[Saved entries]
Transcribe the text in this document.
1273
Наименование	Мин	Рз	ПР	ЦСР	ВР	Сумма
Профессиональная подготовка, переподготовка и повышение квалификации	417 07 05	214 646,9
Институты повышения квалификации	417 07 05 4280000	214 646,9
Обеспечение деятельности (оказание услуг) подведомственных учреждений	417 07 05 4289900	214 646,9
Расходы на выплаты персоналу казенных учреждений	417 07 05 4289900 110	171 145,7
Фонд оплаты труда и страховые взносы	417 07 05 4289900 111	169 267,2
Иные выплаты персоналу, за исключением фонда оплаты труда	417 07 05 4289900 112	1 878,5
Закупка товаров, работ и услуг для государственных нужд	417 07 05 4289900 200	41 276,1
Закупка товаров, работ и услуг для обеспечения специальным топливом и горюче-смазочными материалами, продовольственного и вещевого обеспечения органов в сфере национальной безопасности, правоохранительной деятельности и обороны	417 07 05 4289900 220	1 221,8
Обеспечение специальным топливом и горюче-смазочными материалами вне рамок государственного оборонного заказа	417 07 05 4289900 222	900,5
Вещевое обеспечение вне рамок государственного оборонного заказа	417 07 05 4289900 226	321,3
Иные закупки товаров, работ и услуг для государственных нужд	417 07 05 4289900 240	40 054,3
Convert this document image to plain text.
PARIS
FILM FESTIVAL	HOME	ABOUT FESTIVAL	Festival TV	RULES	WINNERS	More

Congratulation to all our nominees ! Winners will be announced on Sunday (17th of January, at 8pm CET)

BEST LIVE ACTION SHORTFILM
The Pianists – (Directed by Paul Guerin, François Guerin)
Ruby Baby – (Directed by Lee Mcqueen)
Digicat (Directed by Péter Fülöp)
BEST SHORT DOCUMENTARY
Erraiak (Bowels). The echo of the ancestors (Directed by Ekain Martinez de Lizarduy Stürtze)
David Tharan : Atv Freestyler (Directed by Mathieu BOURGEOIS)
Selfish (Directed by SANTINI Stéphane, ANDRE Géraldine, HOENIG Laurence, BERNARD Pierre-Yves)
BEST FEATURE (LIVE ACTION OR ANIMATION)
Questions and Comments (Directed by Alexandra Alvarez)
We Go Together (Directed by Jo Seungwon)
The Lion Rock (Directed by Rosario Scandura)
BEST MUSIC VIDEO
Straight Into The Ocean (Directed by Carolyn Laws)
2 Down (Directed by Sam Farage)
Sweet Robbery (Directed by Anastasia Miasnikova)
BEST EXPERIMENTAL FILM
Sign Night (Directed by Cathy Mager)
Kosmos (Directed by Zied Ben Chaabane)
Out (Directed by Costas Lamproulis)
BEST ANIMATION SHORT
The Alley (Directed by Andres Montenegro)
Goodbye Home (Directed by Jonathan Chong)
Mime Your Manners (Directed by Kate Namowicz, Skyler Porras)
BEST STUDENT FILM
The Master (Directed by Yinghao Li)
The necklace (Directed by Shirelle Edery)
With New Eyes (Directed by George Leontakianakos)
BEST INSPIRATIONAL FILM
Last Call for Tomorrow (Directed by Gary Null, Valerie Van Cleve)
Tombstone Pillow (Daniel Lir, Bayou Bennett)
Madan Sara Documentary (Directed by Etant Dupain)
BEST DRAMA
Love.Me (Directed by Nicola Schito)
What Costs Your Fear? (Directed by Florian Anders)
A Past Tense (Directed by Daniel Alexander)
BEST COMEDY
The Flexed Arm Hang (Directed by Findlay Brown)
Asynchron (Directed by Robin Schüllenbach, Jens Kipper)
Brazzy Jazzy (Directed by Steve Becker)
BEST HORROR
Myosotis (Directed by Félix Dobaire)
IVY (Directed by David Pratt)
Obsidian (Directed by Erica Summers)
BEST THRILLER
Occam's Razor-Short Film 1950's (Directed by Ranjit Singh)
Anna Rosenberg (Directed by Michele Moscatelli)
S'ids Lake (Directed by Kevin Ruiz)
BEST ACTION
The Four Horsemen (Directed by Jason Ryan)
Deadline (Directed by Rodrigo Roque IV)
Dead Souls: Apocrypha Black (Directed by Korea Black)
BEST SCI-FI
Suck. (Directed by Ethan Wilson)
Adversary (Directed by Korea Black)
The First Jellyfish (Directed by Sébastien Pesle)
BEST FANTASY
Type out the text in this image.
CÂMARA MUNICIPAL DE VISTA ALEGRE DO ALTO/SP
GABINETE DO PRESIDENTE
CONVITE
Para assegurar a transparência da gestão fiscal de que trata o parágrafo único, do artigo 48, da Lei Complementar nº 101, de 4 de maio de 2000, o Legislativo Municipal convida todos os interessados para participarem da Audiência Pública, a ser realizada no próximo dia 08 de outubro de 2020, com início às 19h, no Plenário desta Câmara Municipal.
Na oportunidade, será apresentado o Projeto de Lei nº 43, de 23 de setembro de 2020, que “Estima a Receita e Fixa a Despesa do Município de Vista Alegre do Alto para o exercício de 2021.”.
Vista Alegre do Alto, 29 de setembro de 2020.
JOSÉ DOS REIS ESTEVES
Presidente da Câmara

■ Task goal ■
Across the data above, how many lines include the word "ACTION"? Give only the count.

■ Task solution ■
3